■ **Task directions**
Give a verbatim quotation of every record.

■ **Data to use**
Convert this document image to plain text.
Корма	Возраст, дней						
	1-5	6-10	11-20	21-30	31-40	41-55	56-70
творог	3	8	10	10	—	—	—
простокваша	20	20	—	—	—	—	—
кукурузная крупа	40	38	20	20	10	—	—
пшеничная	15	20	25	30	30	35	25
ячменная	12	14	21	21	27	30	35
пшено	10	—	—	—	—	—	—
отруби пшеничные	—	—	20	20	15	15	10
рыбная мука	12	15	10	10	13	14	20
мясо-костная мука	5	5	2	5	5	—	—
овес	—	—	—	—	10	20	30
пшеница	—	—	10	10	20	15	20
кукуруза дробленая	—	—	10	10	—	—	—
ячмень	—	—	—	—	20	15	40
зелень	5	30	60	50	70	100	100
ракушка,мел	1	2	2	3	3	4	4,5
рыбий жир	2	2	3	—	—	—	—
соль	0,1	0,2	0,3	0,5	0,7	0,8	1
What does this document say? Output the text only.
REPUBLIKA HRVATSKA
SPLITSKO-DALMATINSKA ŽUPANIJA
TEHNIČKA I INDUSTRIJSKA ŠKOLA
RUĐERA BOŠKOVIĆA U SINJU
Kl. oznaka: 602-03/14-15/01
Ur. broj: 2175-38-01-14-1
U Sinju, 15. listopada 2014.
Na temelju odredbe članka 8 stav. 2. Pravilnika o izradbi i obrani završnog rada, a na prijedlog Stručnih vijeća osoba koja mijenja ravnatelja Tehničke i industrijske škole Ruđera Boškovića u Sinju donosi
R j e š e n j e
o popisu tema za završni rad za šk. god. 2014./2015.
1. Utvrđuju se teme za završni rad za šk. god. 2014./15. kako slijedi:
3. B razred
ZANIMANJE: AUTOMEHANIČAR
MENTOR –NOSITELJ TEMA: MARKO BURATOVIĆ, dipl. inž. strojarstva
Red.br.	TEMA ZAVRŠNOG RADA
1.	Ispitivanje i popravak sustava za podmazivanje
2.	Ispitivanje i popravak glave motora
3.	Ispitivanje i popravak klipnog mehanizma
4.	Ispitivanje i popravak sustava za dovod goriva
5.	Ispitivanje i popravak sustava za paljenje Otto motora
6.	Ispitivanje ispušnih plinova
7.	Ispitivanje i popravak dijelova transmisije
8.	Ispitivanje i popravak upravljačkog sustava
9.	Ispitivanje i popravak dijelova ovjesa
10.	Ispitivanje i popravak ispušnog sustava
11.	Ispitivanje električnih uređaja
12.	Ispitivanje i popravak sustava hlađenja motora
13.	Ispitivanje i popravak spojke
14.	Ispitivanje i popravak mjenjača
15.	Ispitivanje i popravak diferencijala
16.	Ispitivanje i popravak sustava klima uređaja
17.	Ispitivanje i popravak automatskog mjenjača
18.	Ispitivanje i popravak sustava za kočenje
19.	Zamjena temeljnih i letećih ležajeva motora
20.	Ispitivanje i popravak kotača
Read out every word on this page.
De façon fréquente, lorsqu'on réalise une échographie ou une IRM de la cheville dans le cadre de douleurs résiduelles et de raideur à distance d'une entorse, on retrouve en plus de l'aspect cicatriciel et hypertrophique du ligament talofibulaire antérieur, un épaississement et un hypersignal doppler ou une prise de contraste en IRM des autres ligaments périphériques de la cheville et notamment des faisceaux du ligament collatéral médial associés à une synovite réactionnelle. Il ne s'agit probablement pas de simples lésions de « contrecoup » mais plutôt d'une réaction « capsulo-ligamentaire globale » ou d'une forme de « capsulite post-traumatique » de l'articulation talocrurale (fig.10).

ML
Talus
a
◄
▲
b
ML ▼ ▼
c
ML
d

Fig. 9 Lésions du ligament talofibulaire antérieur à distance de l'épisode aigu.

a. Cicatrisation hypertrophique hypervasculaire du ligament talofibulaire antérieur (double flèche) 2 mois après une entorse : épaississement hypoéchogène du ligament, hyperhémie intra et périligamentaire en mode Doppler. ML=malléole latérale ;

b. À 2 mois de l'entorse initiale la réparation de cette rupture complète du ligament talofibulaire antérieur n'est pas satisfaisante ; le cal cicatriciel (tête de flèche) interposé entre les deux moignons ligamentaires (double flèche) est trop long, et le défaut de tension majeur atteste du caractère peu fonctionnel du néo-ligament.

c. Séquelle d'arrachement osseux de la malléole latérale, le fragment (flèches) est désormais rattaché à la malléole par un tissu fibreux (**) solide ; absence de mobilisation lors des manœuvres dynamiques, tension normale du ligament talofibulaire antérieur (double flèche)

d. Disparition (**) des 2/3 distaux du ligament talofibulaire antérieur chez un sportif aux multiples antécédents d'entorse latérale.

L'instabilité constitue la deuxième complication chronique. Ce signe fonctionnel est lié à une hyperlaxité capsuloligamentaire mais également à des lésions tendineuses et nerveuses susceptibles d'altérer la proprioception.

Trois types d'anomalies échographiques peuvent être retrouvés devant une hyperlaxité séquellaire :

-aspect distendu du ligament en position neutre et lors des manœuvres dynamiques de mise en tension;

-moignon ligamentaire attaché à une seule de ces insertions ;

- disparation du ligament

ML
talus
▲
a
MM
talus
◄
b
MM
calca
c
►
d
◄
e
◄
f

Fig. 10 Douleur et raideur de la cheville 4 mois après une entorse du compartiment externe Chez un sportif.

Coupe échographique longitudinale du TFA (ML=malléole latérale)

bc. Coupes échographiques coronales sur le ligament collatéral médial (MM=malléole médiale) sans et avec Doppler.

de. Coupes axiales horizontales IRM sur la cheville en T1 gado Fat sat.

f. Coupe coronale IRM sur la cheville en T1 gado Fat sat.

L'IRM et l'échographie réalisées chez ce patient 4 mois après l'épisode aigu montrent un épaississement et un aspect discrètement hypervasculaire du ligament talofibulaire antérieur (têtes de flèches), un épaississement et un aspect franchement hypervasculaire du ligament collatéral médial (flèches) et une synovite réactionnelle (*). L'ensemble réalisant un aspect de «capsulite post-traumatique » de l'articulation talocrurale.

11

■ **Written reply**
Convert this document image to plain text.
Корма	Возраст, дней						
	1-5	6-10	11-20	21-30	31-40	41-55	56-70
творог	3	8	10	10	—	—	—
простокваша	20	20	—	—	—	—	—
кукурузная крупа	40	38	20	20	10	—	—
пшеничная	15	20	25	30	30	35	25
ячменная	12	14	21	21	27	30	35
пшено	10	—	—	—	—	—	—
отруби пшеничные	—	—	20	20	15	15	10
рыбная мука	12	15	10	10	13	14	20
мясо-костная мука	5	5	2	5	5	—	—
овес	—	—	—	—	10	20	30
пшеница	—	—	10	10	20	15	20
кукуруза дробленая	—	—	10	10	—	—	—
ячмень	—	—	—	—	20	15	40
зелень	5	30	60	50	70	100	100
ракушка,мел	1	2	2	3	3	4	4,5
рыбий жир	2	2	3	—	—	—	—
соль	0,1	0,2	0,3	0,5	0,7	0,8	1
What does this document say? Output the text only.
REPUBLIKA HRVATSKA
SPLITSKO-DALMATINSKA ŽUPANIJA
TEHNIČKA I INDUSTRIJSKA ŠKOLA
RUĐERA BOŠKOVIĆA U SINJU
Kl. oznaka: 602-03/14-15/01
Ur. broj: 2175-38-01-14-1
U Sinju, 15. listopada 2014.
Na temelju odredbe članka 8 stav. 2. Pravilnika o izradbi i obrani završnog rada, a na prijedlog Stručnih vijeća osoba koja mijenja ravnatelja Tehničke i industrijske škole Ruđera Boškovića u Sinju donosi
R j e š e n j e
o popisu tema za završni rad za šk. god. 2014./2015.
1. Utvrđuju se teme za završni rad za šk. god. 2014./15. kako slijedi:
3. B razred
ZANIMANJE: AUTOMEHANIČAR
MENTOR –NOSITELJ TEMA: MARKO BURATOVIĆ, dipl. inž. strojarstva
Red.br.	TEMA ZAVRŠNOG RADA
1.	Ispitivanje i popravak sustava za podmazivanje
2.	Ispitivanje i popravak glave motora
3.	Ispitivanje i popravak klipnog mehanizma
4.	Ispitivanje i popravak sustava za dovod goriva
5.	Ispitivanje i popravak sustava za paljenje Otto motora
6.	Ispitivanje ispušnih plinova
7.	Ispitivanje i popravak dijelova transmisije
8.	Ispitivanje i popravak upravljačkog sustava
9.	Ispitivanje i popravak dijelova ovjesa
10.	Ispitivanje i popravak ispušnog sustava
11.	Ispitivanje električnih uređaja
12.	Ispitivanje i popravak sustava hlađenja motora
13.	Ispitivanje i popravak spojke
14.	Ispitivanje i popravak mjenjača
15.	Ispitivanje i popravak diferencijala
16.	Ispitivanje i popravak sustava klima uređaja
17.	Ispitivanje i popravak automatskog mjenjača
18.	Ispitivanje i popravak sustava za kočenje
19.	Zamjena temeljnih i letećih ležajeva motora
20.	Ispitivanje i popravak kotača
Read out every word on this page.
De façon fréquente, lorsqu'on réalise une échographie ou une IRM de la cheville dans le cadre de douleurs résiduelles et de raideur à distance d'une entorse, on retrouve en plus de l'aspect cicatriciel et hypertrophique du ligament talofibulaire antérieur, un épaississement et un hypersignal doppler ou une prise de contraste en IRM des autres ligaments périphériques de la cheville et notamment des faisceaux du ligament collatéral médial associés à une synovite réactionnelle. Il ne s'agit probablement pas de simples lésions de « contrecoup » mais plutôt d'une réaction « capsulo-ligamentaire globale » ou d'une forme de « capsulite post-traumatique » de l'articulation talocrurale (fig.10).

ML
Talus
a
◄
▲
b
ML ▼ ▼
c
ML
d

Fig. 9 Lésions du ligament talofibulaire antérieur à distance de l'épisode aigu.

a. Cicatrisation hypertrophique hypervasculaire du ligament talofibulaire antérieur (double flèche) 2 mois après une entorse : épaississement hypoéchogène du ligament, hyperhémie intra et périligamentaire en mode Doppler. ML=malléole latérale ;

b. À 2 mois de l'entorse initiale la réparation de cette rupture complète du ligament talofibulaire antérieur n'est pas satisfaisante ; le cal cicatriciel (tête de flèche) interposé entre les deux moignons ligamentaires (double flèche) est trop long, et le défaut de tension majeur atteste du caractère peu fonctionnel du néo-ligament.

c. Séquelle d'arrachement osseux de la malléole latérale, le fragment (flèches) est désormais rattaché à la malléole par un tissu fibreux (**) solide ; absence de mobilisation lors des manœuvres dynamiques, tension normale du ligament talofibulaire antérieur (double flèche)

d. Disparition (**) des 2/3 distaux du ligament talofibulaire antérieur chez un sportif aux multiples antécédents d'entorse latérale.

L'instabilité constitue la deuxième complication chronique. Ce signe fonctionnel est lié à une hyperlaxité capsuloligamentaire mais également à des lésions tendineuses et nerveuses susceptibles d'altérer la proprioception.

Trois types d'anomalies échographiques peuvent être retrouvés devant une hyperlaxité séquellaire :

-aspect distendu du ligament en position neutre et lors des manœuvres dynamiques de mise en tension;

-moignon ligamentaire attaché à une seule de ces insertions ;

- disparation du ligament

ML
talus
▲
a
MM
talus
◄
b
MM
calca
c
►
d
◄
e
◄
f

Fig. 10 Douleur et raideur de la cheville 4 mois après une entorse du compartiment externe Chez un sportif.

Coupe échographique longitudinale du TFA (ML=malléole latérale)

bc. Coupes échographiques coronales sur le ligament collatéral médial (MM=malléole médiale) sans et avec Doppler.

de. Coupes axiales horizontales IRM sur la cheville en T1 gado Fat sat.

f. Coupe coronale IRM sur la cheville en T1 gado Fat sat.

L'IRM et l'échographie réalisées chez ce patient 4 mois après l'épisode aigu montrent un épaississement et un aspect discrètement hypervasculaire du ligament talofibulaire antérieur (têtes de flèches), un épaississement et un aspect franchement hypervasculaire du ligament collatéral médial (flèches) et une synovite réactionnelle (*). L'ensemble réalisant un aspect de «capsulite post-traumatique » de l'articulation talocrurale.

11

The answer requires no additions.